====== Recorded information ======

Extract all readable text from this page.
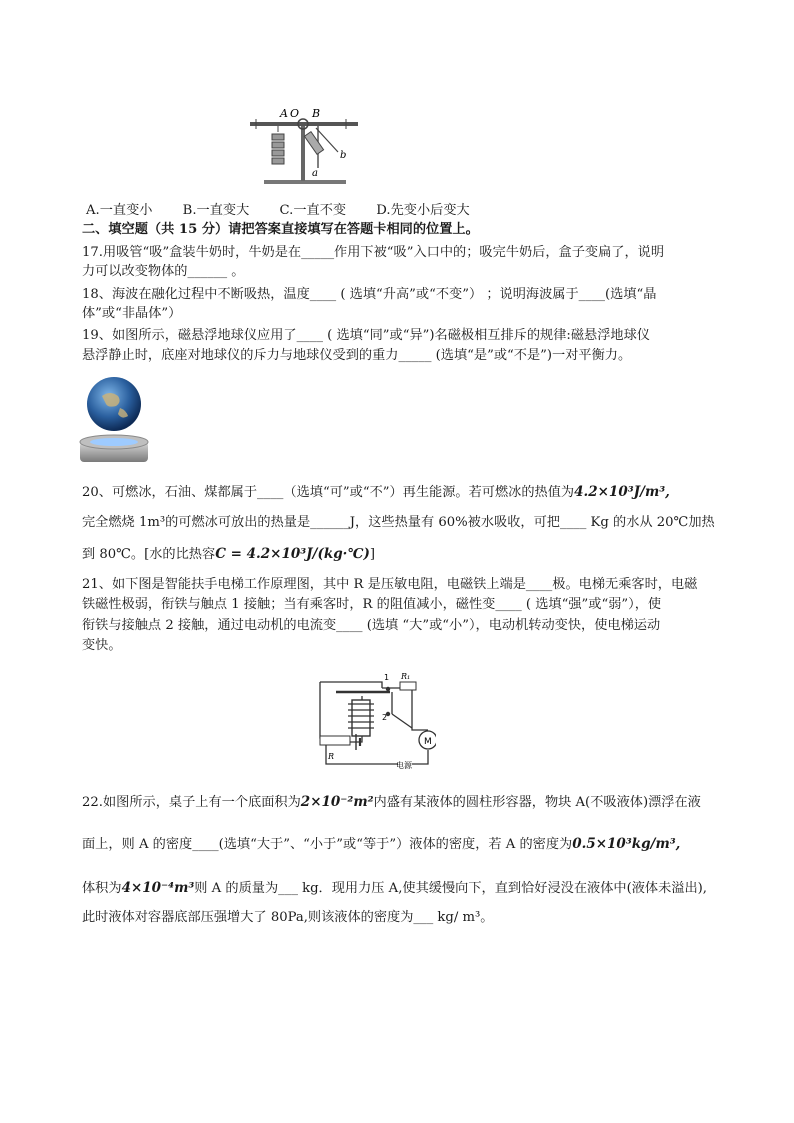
A O B
a
b
A.一直变小 B.一直变大 C.一直不变 D.先变小后变大
二、填空题（共 15 分）请把答案直接填写在答题卡相同的位置上。
17.用吸管“吸”盒装牛奶时，牛奶是在_____作用下被“吸”入口中的；吸完牛奶后，盒子变扁了，说明
力可以改变物体的______ 。
18、海波在融化过程中不断吸热，温度____ ( 选填“升高”或“不变”） ；说明海波属于____(选填“晶
体”或“非晶体”）
19、如图所示，磁悬浮地球仪应用了____ ( 选填“同”或“异”)名磁极相互排斥的规律:磁悬浮地球仪
悬浮静止时，底座对地球仪的斥力与地球仪受到的重力_____ (选填“是”或“不是”)一对平衡力。
20、可燃冰，石油、煤都属于____（选填“可”或“不”）再生能源。若可燃冰的热值为4.2×10³J/m³,
完全燃烧 1m³的可燃冰可放出的热量是______J，这些热量有 60%被水吸收，可把____ Kg 的水从 20℃加热
到 80℃。[水的比热容C = 4.2×10³J/(kg·℃)]
21、如下图是智能扶手电梯工作原理图，其中 R 是压敏电阻，电磁铁上端是____极。电梯无乘客时，电磁
铁磁性极弱，衔铁与触点 1 接触；当有乘客时，R 的阻值减小，磁性变____ ( 选填“强”或“弱”），使
衔铁与接触点 2 接触，通过电动机的电流变____ (选填 “大”或“小”），电动机转动变快，使电梯运动
变快。
1
2
R₁
M
R
电源
22.如图所示，桌子上有一个底面积为2×10⁻²m²内盛有某液体的圆柱形容器，物块 A(不吸液体)漂浮在液
面上，则 A 的密度____(选填“大于”、“小于”或“等于”）液体的密度，若 A 的密度为0.5×10³kg/m³,
体积为4×10⁻⁴m³则 A 的质量为___ kg．现用力压 A,使其缓慢向下，直到恰好浸没在液体中(液体未溢出),
此时液体对容器底部压强增大了 80Pa,则该液体的密度为___ kg/ m³。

======

- **Aim of the task**: Pictures don't belong in the copy. Transcribe every record exactly as it appears.

- **Reply to the exercise**:
Extract all readable text from this page.
A O B
a
b
A.一直变小 B.一直变大 C.一直不变 D.先变小后变大
二、填空题（共 15 分）请把答案直接填写在答题卡相同的位置上。
17.用吸管“吸”盒装牛奶时，牛奶是在_____作用下被“吸”入口中的；吸完牛奶后，盒子变扁了，说明
力可以改变物体的______ 。
18、海波在融化过程中不断吸热，温度____ ( 选填“升高”或“不变”） ；说明海波属于____(选填“晶
体”或“非晶体”）
19、如图所示，磁悬浮地球仪应用了____ ( 选填“同”或“异”)名磁极相互排斥的规律:磁悬浮地球仪
悬浮静止时，底座对地球仪的斥力与地球仪受到的重力_____ (选填“是”或“不是”)一对平衡力。
20、可燃冰，石油、煤都属于____（选填“可”或“不”）再生能源。若可燃冰的热值为4.2×10³J/m³,
完全燃烧 1m³的可燃冰可放出的热量是______J，这些热量有 60%被水吸收，可把____ Kg 的水从 20℃加热
到 80℃。[水的比热容C = 4.2×10³J/(kg·℃)]
21、如下图是智能扶手电梯工作原理图，其中 R 是压敏电阻，电磁铁上端是____极。电梯无乘客时，电磁
铁磁性极弱，衔铁与触点 1 接触；当有乘客时，R 的阻值减小，磁性变____ ( 选填“强”或“弱”），使
衔铁与接触点 2 接触，通过电动机的电流变____ (选填 “大”或“小”），电动机转动变快，使电梯运动
变快。
1
2
R₁
M
R
电源
22.如图所示，桌子上有一个底面积为2×10⁻²m²内盛有某液体的圆柱形容器，物块 A(不吸液体)漂浮在液
面上，则 A 的密度____(选填“大于”、“小于”或“等于”）液体的密度，若 A 的密度为0.5×10³kg/m³,
体积为4×10⁻⁴m³则 A 的质量为___ kg．现用力压 A,使其缓慢向下，直到恰好浸没在液体中(液体未溢出),
此时液体对容器底部压强增大了 80Pa,则该液体的密度为___ kg/ m³。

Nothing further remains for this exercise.